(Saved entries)
******
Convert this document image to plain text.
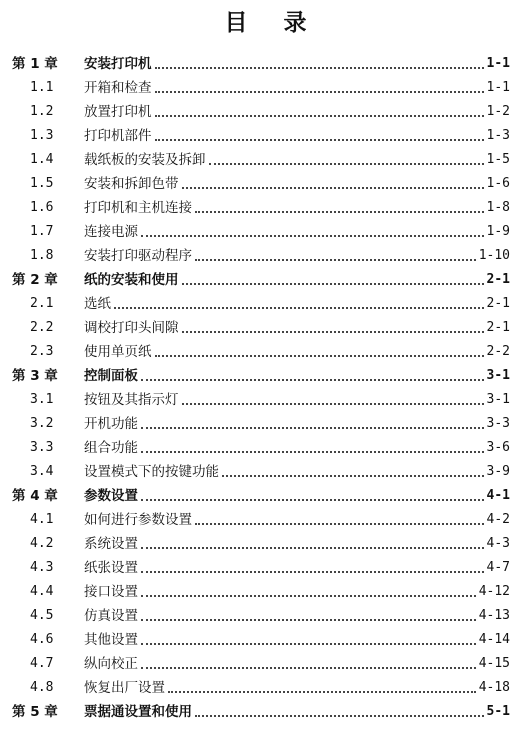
目 录
第 1 章	安装打印机	1-1
1.1	开箱和检查	1-1
1.2	放置打印机	1-2
1.3	打印机部件	1-3
1.4	载纸板的安装及拆卸	1-5
1.5	安装和拆卸色带	1-6
1.6	打印机和主机连接	1-8
1.7	连接电源	1-9
1.8	安装打印驱动程序	1-10
第 2 章	纸的安装和使用	2-1
2.1	选纸	2-1
2.2	调校打印头间隙	2-1
2.3	使用单页纸	2-2
第 3 章	控制面板	3-1
3.1	按钮及其指示灯	3-1
3.2	开机功能	3-3
3.3	组合功能	3-6
3.4	设置模式下的按键功能	3-9
第 4 章	参数设置	4-1
4.1	如何进行参数设置	4-2
4.2	系统设置	4-3
4.3	纸张设置	4-7
4.4	接口设置	4-12
4.5	仿真设置	4-13
4.6	其他设置	4-14
4.7	纵向校正	4-15
4.8	恢复出厂设置	4-18
第 5 章	票据通设置和使用	5-1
******
GIVEN INSTRUCTION
Reproduce the listing exactly. Leave its pictures out.

ANSWER BELOW
Convert this document image to plain text.
目 录
第 1 章	安装打印机	1-1
1.1	开箱和检查	1-1
1.2	放置打印机	1-2
1.3	打印机部件	1-3
1.4	载纸板的安装及拆卸	1-5
1.5	安装和拆卸色带	1-6
1.6	打印机和主机连接	1-8
1.7	连接电源	1-9
1.8	安装打印驱动程序	1-10
第 2 章	纸的安装和使用	2-1
2.1	选纸	2-1
2.2	调校打印头间隙	2-1
2.3	使用单页纸	2-2
第 3 章	控制面板	3-1
3.1	按钮及其指示灯	3-1
3.2	开机功能	3-3
3.3	组合功能	3-6
3.4	设置模式下的按键功能	3-9
第 4 章	参数设置	4-1
4.1	如何进行参数设置	4-2
4.2	系统设置	4-3
4.3	纸张设置	4-7
4.4	接口设置	4-12
4.5	仿真设置	4-13
4.6	其他设置	4-14
4.7	纵向校正	4-15
4.8	恢复出厂设置	4-18
第 5 章	票据通设置和使用	5-1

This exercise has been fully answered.